* _BRIEF_: Search the data below for the word "main" and copy each line that holds it.
***** PROVIDED DATA
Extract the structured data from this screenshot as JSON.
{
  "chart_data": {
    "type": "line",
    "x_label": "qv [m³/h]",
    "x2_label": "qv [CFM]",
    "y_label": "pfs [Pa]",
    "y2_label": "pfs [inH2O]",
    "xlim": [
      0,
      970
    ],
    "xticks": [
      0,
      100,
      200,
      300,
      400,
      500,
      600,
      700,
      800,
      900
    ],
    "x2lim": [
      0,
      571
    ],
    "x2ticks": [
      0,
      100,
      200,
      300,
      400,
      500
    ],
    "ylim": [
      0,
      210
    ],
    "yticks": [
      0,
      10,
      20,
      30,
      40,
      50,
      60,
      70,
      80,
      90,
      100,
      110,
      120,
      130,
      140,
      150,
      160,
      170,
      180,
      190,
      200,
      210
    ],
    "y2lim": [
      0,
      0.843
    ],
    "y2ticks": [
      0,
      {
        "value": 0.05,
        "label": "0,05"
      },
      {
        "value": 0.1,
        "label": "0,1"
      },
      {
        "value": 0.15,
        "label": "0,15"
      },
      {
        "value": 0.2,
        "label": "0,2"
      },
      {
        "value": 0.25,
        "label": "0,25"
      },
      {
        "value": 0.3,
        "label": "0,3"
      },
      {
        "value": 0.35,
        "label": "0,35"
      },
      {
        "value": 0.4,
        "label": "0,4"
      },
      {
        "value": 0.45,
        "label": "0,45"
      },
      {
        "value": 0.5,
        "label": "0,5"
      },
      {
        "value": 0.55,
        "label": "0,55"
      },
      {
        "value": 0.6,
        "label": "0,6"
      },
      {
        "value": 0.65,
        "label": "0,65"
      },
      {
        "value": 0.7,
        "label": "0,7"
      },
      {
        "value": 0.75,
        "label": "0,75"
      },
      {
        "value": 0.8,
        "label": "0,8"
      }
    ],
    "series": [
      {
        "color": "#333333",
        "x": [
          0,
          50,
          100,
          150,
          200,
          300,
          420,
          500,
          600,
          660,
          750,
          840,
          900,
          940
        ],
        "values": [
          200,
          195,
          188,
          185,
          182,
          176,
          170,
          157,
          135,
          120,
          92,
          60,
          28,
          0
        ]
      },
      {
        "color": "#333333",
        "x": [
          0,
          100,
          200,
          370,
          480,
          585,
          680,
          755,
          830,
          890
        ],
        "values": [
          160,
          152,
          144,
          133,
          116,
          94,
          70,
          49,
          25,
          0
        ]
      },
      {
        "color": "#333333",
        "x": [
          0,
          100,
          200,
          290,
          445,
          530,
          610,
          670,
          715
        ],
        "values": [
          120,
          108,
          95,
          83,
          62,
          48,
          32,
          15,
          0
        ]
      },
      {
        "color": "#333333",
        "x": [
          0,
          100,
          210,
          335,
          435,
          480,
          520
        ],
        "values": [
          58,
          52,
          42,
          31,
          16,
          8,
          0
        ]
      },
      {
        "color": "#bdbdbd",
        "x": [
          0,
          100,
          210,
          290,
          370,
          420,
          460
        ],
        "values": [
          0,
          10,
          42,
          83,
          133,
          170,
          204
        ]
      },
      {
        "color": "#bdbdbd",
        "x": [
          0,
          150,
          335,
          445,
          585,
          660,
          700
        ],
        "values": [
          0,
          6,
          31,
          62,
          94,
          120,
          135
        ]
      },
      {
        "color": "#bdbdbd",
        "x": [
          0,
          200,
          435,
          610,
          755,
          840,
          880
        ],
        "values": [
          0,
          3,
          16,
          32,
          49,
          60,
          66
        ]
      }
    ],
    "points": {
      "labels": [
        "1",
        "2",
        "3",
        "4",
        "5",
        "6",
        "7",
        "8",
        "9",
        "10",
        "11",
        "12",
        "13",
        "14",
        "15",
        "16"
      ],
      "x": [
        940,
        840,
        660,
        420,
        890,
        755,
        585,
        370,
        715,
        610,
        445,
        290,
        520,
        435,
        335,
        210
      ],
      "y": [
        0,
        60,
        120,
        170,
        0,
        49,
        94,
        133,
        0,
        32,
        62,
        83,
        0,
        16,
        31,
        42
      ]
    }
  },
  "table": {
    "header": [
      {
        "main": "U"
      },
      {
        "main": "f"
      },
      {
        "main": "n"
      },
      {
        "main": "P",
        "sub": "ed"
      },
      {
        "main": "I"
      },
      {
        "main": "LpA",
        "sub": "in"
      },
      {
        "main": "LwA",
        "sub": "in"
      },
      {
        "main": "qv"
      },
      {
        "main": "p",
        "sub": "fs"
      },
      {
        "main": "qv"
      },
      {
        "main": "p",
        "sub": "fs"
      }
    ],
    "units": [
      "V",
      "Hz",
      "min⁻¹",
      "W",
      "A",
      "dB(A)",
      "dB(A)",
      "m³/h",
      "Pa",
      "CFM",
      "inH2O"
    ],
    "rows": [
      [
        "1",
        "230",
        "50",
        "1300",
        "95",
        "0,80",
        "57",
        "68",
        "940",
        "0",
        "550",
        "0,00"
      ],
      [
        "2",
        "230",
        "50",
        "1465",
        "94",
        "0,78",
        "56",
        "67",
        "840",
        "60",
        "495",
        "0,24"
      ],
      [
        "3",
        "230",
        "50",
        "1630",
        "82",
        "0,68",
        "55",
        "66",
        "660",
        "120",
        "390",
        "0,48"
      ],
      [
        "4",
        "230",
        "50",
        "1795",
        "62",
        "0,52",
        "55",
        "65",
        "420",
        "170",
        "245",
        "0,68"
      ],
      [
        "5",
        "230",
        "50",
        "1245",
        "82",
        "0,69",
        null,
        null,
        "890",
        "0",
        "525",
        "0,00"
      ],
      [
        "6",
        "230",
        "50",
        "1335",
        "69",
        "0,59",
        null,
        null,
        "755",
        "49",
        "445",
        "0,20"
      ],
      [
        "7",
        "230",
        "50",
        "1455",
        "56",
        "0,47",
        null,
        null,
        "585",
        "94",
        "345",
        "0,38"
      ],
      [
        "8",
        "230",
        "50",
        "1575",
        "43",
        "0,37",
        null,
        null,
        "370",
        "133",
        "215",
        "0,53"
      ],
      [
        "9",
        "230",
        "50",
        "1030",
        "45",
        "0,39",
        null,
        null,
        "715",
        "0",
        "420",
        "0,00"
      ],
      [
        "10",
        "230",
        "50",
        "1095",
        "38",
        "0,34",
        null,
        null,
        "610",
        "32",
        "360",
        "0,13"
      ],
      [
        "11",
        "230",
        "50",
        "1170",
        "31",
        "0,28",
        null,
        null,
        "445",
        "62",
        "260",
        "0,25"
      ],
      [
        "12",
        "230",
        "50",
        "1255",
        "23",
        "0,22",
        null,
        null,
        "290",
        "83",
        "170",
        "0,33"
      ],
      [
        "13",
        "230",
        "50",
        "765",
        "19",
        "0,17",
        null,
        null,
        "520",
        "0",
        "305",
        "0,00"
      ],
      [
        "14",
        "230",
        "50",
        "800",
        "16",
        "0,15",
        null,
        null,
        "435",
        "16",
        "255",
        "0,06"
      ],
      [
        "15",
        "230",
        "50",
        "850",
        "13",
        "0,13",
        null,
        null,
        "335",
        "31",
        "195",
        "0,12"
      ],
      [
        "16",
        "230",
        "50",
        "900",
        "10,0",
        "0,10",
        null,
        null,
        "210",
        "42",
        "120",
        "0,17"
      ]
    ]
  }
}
**********
* _RESULT FOR THIS TASK_:
        "main": "U"
        "main": "f"
        "main": "n"
        "main": "P",
        "main": "I"
        "main": "LpA",
        "main": "LwA",
        "main": "qv"
        "main": "p",
        "main": "qv"
        "main": "p",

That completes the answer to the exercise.